[TASK TO CARRY OUT]: Without the pictures, set down every line of the data exactly.

— Start —

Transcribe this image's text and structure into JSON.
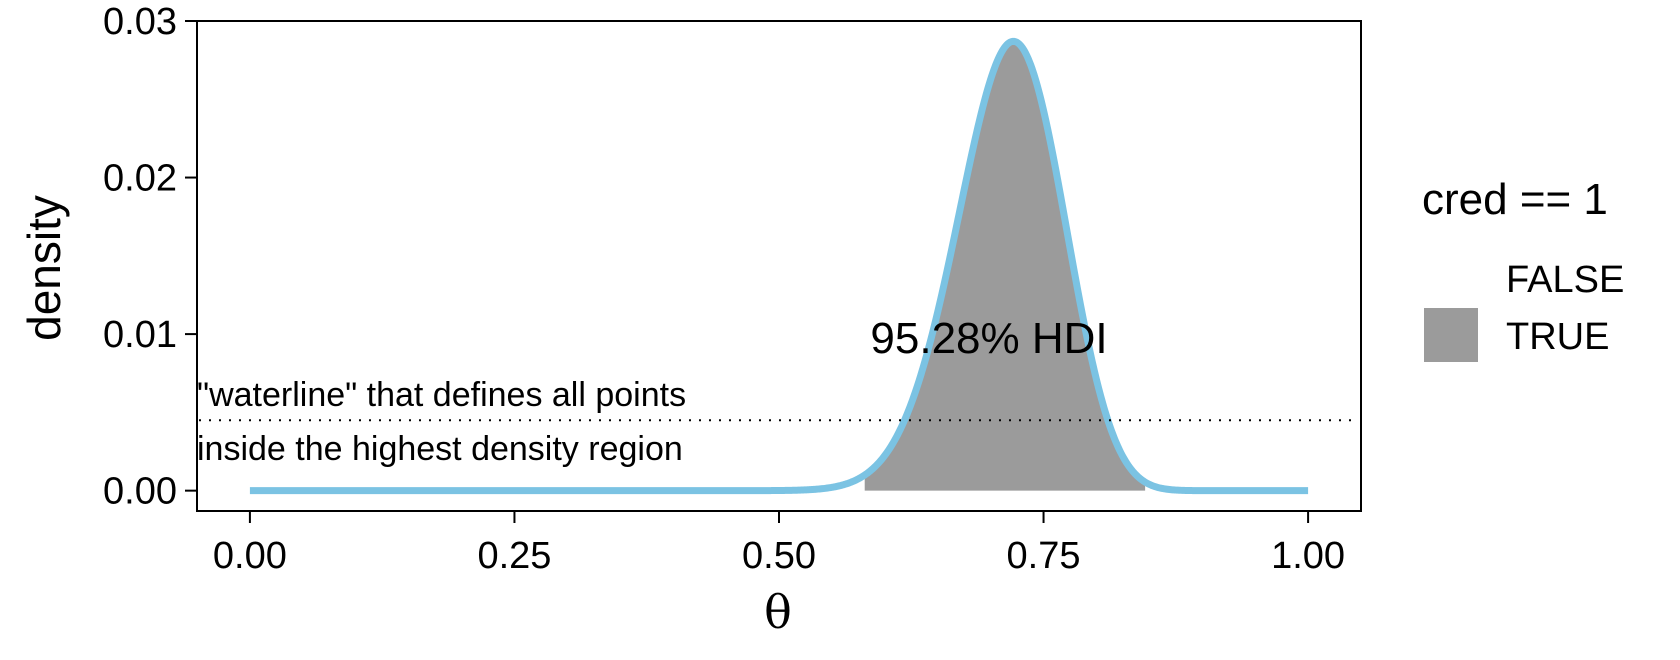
{
  "chart_data": {
    "type": "area",
    "xlabel": "θ",
    "ylabel": "density",
    "xlim": [
      -0.05,
      1.05
    ],
    "ylim": [
      -0.0013,
      0.03
    ],
    "xticks": [
      0.0,
      0.25,
      0.5,
      0.75,
      1.0
    ],
    "xtick_labels": [
      "0.00",
      "0.25",
      "0.50",
      "0.75",
      "1.00"
    ],
    "yticks": [
      0.0,
      0.01,
      0.02,
      0.03
    ],
    "ytick_labels": [
      "0.00",
      "0.01",
      "0.02",
      "0.03"
    ],
    "curve": {
      "description": "posterior density, Beta(58, 23)-shaped",
      "alpha": 58,
      "beta": 23,
      "grid_step": 0.001,
      "mode": 0.7215,
      "peak_density": 0.0287,
      "color": "#7BC3E3"
    },
    "hdi": {
      "lower": 0.581,
      "upper": 0.846,
      "waterline_density": 0.0045,
      "fill_color": "#9B9B9B",
      "label": "95.28% HDI"
    },
    "waterline_annotation": [
      "\"waterline\" that defines all points",
      "inside the highest density region"
    ],
    "legend": {
      "title": "cred == 1",
      "placement": "right",
      "entries": [
        {
          "label": "FALSE",
          "color": "none"
        },
        {
          "label": "TRUE",
          "color": "#9B9B9B"
        }
      ]
    },
    "grid": false
  }
}
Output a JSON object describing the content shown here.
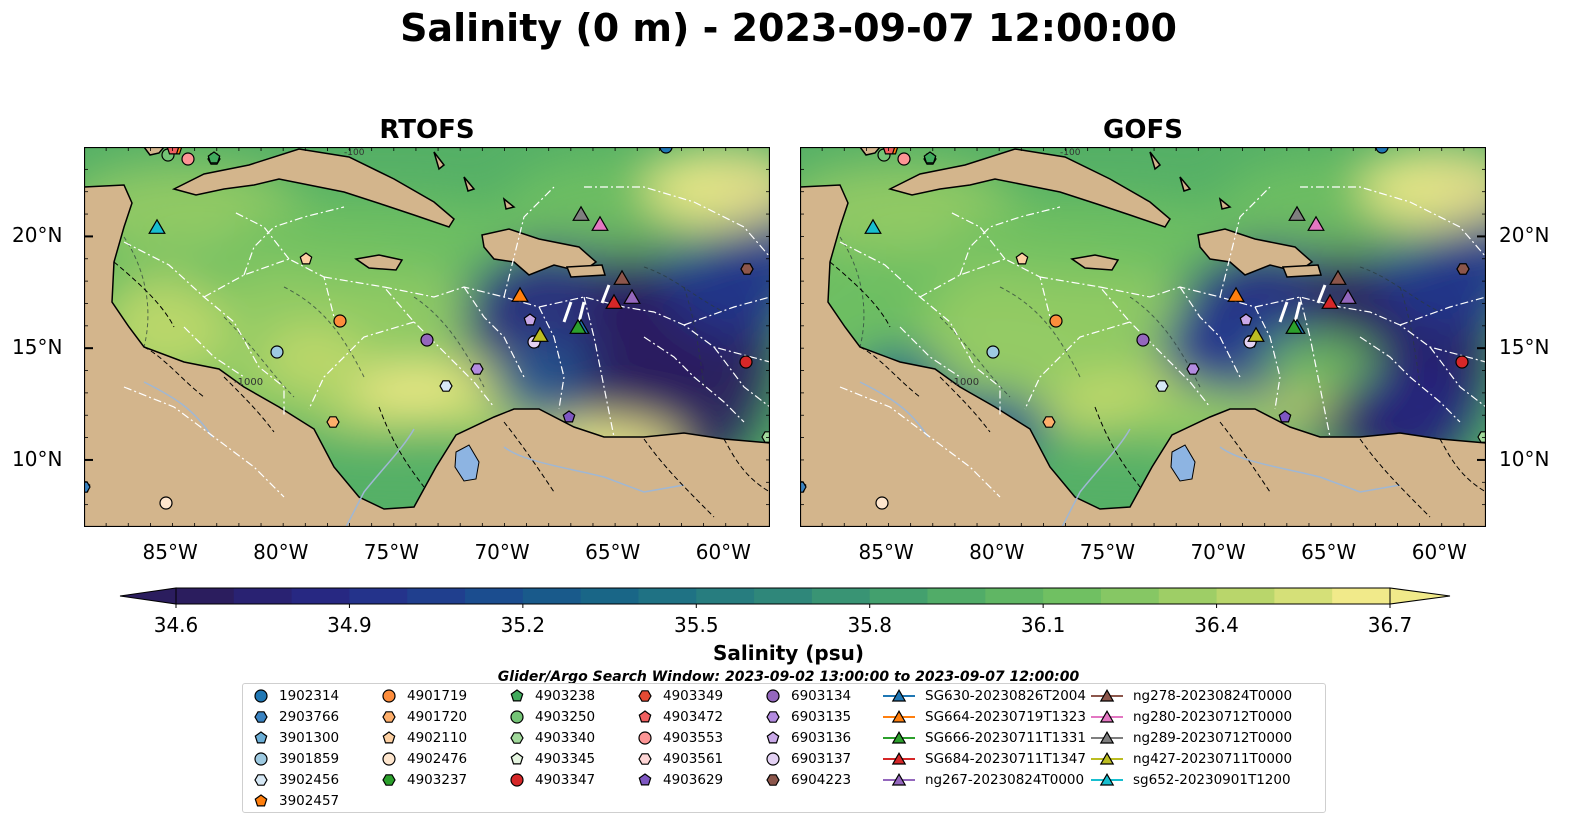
{
  "title": "Salinity (0 m) - 2023-09-07 12:00:00",
  "panels": [
    {
      "title": "RTOFS"
    },
    {
      "title": "GOFS"
    }
  ],
  "lon_ticks": [
    "85°W",
    "80°W",
    "75°W",
    "70°W",
    "65°W",
    "60°W"
  ],
  "lat_ticks": [
    "20°N",
    "15°N",
    "10°N"
  ],
  "colorbar": {
    "label": "Salinity (psu)",
    "ticks": [
      "34.6",
      "34.9",
      "35.2",
      "35.5",
      "35.8",
      "36.1",
      "36.4",
      "36.7"
    ],
    "range": [
      34.6,
      36.7
    ],
    "colormap": [
      "#2b1d5e",
      "#28257f",
      "#23368e",
      "#1b4d8f",
      "#176288",
      "#217683",
      "#2f877a",
      "#3f9c70",
      "#55b066",
      "#70c062",
      "#95cb65",
      "#c2d96c",
      "#f1ea8a"
    ]
  },
  "depth_contour_labels": [
    "-1000",
    "-100"
  ],
  "search_window": "Glider/Argo Search Window: 2023-09-02 13:00:00 to 2023-09-07 12:00:00",
  "colors": {
    "land": "#d3b58c",
    "lake": "#8db4e2",
    "river": "#9fb7d4",
    "coast": "#000000",
    "eez": "#ffffff"
  },
  "legend": {
    "columns": [
      [
        {
          "label": "1902314",
          "marker": "circle",
          "color": "#1f77b4"
        },
        {
          "label": "2903766",
          "marker": "hexagon",
          "color": "#3a83c1"
        },
        {
          "label": "3901300",
          "marker": "pentagon",
          "color": "#6baed6"
        },
        {
          "label": "3901859",
          "marker": "circle",
          "color": "#9ecae1"
        },
        {
          "label": "3902456",
          "marker": "hexagon",
          "color": "#d6e8f5"
        },
        {
          "label": "3902457",
          "marker": "pentagon",
          "color": "#ff7f0e"
        }
      ],
      [
        {
          "label": "4901719",
          "marker": "circle",
          "color": "#fd8d3c"
        },
        {
          "label": "4901720",
          "marker": "hexagon",
          "color": "#fdae6b"
        },
        {
          "label": "4902110",
          "marker": "pentagon",
          "color": "#fdd0a2"
        },
        {
          "label": "4902476",
          "marker": "circle",
          "color": "#fee6ce"
        },
        {
          "label": "4903237",
          "marker": "hexagon",
          "color": "#2ca02c"
        }
      ],
      [
        {
          "label": "4903238",
          "marker": "pentagon",
          "color": "#41ab5d"
        },
        {
          "label": "4903250",
          "marker": "circle",
          "color": "#74c476"
        },
        {
          "label": "4903340",
          "marker": "hexagon",
          "color": "#a1d99b"
        },
        {
          "label": "4903345",
          "marker": "pentagon",
          "color": "#e5f5e0"
        },
        {
          "label": "4903347",
          "marker": "circle",
          "color": "#d62728"
        }
      ],
      [
        {
          "label": "4903349",
          "marker": "hexagon",
          "color": "#e34a33"
        },
        {
          "label": "4903472",
          "marker": "pentagon",
          "color": "#f06060"
        },
        {
          "label": "4903553",
          "marker": "circle",
          "color": "#fc9595"
        },
        {
          "label": "4903561",
          "marker": "hexagon",
          "color": "#fdd5d5"
        },
        {
          "label": "4903629",
          "marker": "pentagon",
          "color": "#7e57c2"
        }
      ],
      [
        {
          "label": "6903134",
          "marker": "circle",
          "color": "#9467bd"
        },
        {
          "label": "6903135",
          "marker": "hexagon",
          "color": "#b38be0"
        },
        {
          "label": "6903136",
          "marker": "pentagon",
          "color": "#c9a9e8"
        },
        {
          "label": "6903137",
          "marker": "circle",
          "color": "#e3d1f3"
        },
        {
          "label": "6904223",
          "marker": "hexagon",
          "color": "#8c564b"
        }
      ],
      [
        {
          "label": "SG630-20230826T2004",
          "marker": "triangle",
          "color": "#1f77b4"
        },
        {
          "label": "SG664-20230719T1323",
          "marker": "triangle",
          "color": "#ff7f0e"
        },
        {
          "label": "SG666-20230711T1331",
          "marker": "triangle",
          "color": "#2ca02c"
        },
        {
          "label": "SG684-20230711T1347",
          "marker": "triangle",
          "color": "#d62728"
        },
        {
          "label": "ng267-20230824T0000",
          "marker": "triangle",
          "color": "#9467bd"
        }
      ],
      [
        {
          "label": "ng278-20230824T0000",
          "marker": "triangle",
          "color": "#8c564b"
        },
        {
          "label": "ng280-20230712T0000",
          "marker": "triangle",
          "color": "#e377c2"
        },
        {
          "label": "ng289-20230712T0000",
          "marker": "triangle",
          "color": "#7f7f7f"
        },
        {
          "label": "ng427-20230711T0000",
          "marker": "triangle",
          "color": "#bcbd22"
        },
        {
          "label": "sg652-20230901T1200",
          "marker": "triangle",
          "color": "#17becf"
        }
      ]
    ]
  }
}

— End —

[EXERCISE OUTPUT]:
Transcribe this image's text and structure into JSON.
{
  "chart_data": {
    "type": "area",
    "xlabel": "θ",
    "ylabel": "density",
    "xlim": [
      -0.05,
      1.05
    ],
    "ylim": [
      -0.0013,
      0.03
    ],
    "xticks": [
      0.0,
      0.25,
      0.5,
      0.75,
      1.0
    ],
    "xtick_labels": [
      "0.00",
      "0.25",
      "0.50",
      "0.75",
      "1.00"
    ],
    "yticks": [
      0.0,
      0.01,
      0.02,
      0.03
    ],
    "ytick_labels": [
      "0.00",
      "0.01",
      "0.02",
      "0.03"
    ],
    "curve": {
      "description": "posterior density, Beta(58, 23)-shaped",
      "alpha": 58,
      "beta": 23,
      "grid_step": 0.001,
      "mode": 0.7215,
      "peak_density": 0.0287,
      "color": "#7BC3E3"
    },
    "hdi": {
      "lower": 0.581,
      "upper": 0.846,
      "waterline_density": 0.0045,
      "fill_color": "#9B9B9B",
      "label": "95.28% HDI"
    },
    "waterline_annotation": [
      "\"waterline\" that defines all points",
      "inside the highest density region"
    ],
    "legend": {
      "title": "cred == 1",
      "placement": "right",
      "entries": [
        {
          "label": "FALSE",
          "color": "none"
        },
        {
          "label": "TRUE",
          "color": "#9B9B9B"
        }
      ]
    },
    "grid": false
  }
}
Output a JSON object describing the content shown here.
{
  "title": "Salinity (0 m) - 2023-09-07 12:00:00",
  "panels": [
    {
      "title": "RTOFS"
    },
    {
      "title": "GOFS"
    }
  ],
  "lon_ticks": [
    "85°W",
    "80°W",
    "75°W",
    "70°W",
    "65°W",
    "60°W"
  ],
  "lat_ticks": [
    "20°N",
    "15°N",
    "10°N"
  ],
  "colorbar": {
    "label": "Salinity (psu)",
    "ticks": [
      "34.6",
      "34.9",
      "35.2",
      "35.5",
      "35.8",
      "36.1",
      "36.4",
      "36.7"
    ],
    "range": [
      34.6,
      36.7
    ],
    "colormap": [
      "#2b1d5e",
      "#28257f",
      "#23368e",
      "#1b4d8f",
      "#176288",
      "#217683",
      "#2f877a",
      "#3f9c70",
      "#55b066",
      "#70c062",
      "#95cb65",
      "#c2d96c",
      "#f1ea8a"
    ]
  },
  "depth_contour_labels": [
    "-1000",
    "-100"
  ],
  "search_window": "Glider/Argo Search Window: 2023-09-02 13:00:00 to 2023-09-07 12:00:00",
  "colors": {
    "land": "#d3b58c",
    "lake": "#8db4e2",
    "river": "#9fb7d4",
    "coast": "#000000",
    "eez": "#ffffff"
  },
  "legend": {
    "columns": [
      [
        {
          "label": "1902314",
          "marker": "circle",
          "color": "#1f77b4"
        },
        {
          "label": "2903766",
          "marker": "hexagon",
          "color": "#3a83c1"
        },
        {
          "label": "3901300",
          "marker": "pentagon",
          "color": "#6baed6"
        },
        {
          "label": "3901859",
          "marker": "circle",
          "color": "#9ecae1"
        },
        {
          "label": "3902456",
          "marker": "hexagon",
          "color": "#d6e8f5"
        },
        {
          "label": "3902457",
          "marker": "pentagon",
          "color": "#ff7f0e"
        }
      ],
      [
        {
          "label": "4901719",
          "marker": "circle",
          "color": "#fd8d3c"
        },
        {
          "label": "4901720",
          "marker": "hexagon",
          "color": "#fdae6b"
        },
        {
          "label": "4902110",
          "marker": "pentagon",
          "color": "#fdd0a2"
        },
        {
          "label": "4902476",
          "marker": "circle",
          "color": "#fee6ce"
        },
        {
          "label": "4903237",
          "marker": "hexagon",
          "color": "#2ca02c"
        }
      ],
      [
        {
          "label": "4903238",
          "marker": "pentagon",
          "color": "#41ab5d"
        },
        {
          "label": "4903250",
          "marker": "circle",
          "color": "#74c476"
        },
        {
          "label": "4903340",
          "marker": "hexagon",
          "color": "#a1d99b"
        },
        {
          "label": "4903345",
          "marker": "pentagon",
          "color": "#e5f5e0"
        },
        {
          "label": "4903347",
          "marker": "circle",
          "color": "#d62728"
        }
      ],
      [
        {
          "label": "4903349",
          "marker": "hexagon",
          "color": "#e34a33"
        },
        {
          "label": "4903472",
          "marker": "pentagon",
          "color": "#f06060"
        },
        {
          "label": "4903553",
          "marker": "circle",
          "color": "#fc9595"
        },
        {
          "label": "4903561",
          "marker": "hexagon",
          "color": "#fdd5d5"
        },
        {
          "label": "4903629",
          "marker": "pentagon",
          "color": "#7e57c2"
        }
      ],
      [
        {
          "label": "6903134",
          "marker": "circle",
          "color": "#9467bd"
        },
        {
          "label": "6903135",
          "marker": "hexagon",
          "color": "#b38be0"
        },
        {
          "label": "6903136",
          "marker": "pentagon",
          "color": "#c9a9e8"
        },
        {
          "label": "6903137",
          "marker": "circle",
          "color": "#e3d1f3"
        },
        {
          "label": "6904223",
          "marker": "hexagon",
          "color": "#8c564b"
        }
      ],
      [
        {
          "label": "SG630-20230826T2004",
          "marker": "triangle",
          "color": "#1f77b4"
        },
        {
          "label": "SG664-20230719T1323",
          "marker": "triangle",
          "color": "#ff7f0e"
        },
        {
          "label": "SG666-20230711T1331",
          "marker": "triangle",
          "color": "#2ca02c"
        },
        {
          "label": "SG684-20230711T1347",
          "marker": "triangle",
          "color": "#d62728"
        },
        {
          "label": "ng267-20230824T0000",
          "marker": "triangle",
          "color": "#9467bd"
        }
      ],
      [
        {
          "label": "ng278-20230824T0000",
          "marker": "triangle",
          "color": "#8c564b"
        },
        {
          "label": "ng280-20230712T0000",
          "marker": "triangle",
          "color": "#e377c2"
        },
        {
          "label": "ng289-20230712T0000",
          "marker": "triangle",
          "color": "#7f7f7f"
        },
        {
          "label": "ng427-20230711T0000",
          "marker": "triangle",
          "color": "#bcbd22"
        },
        {
          "label": "sg652-20230901T1200",
          "marker": "triangle",
          "color": "#17becf"
        }
      ]
    ]
  }
}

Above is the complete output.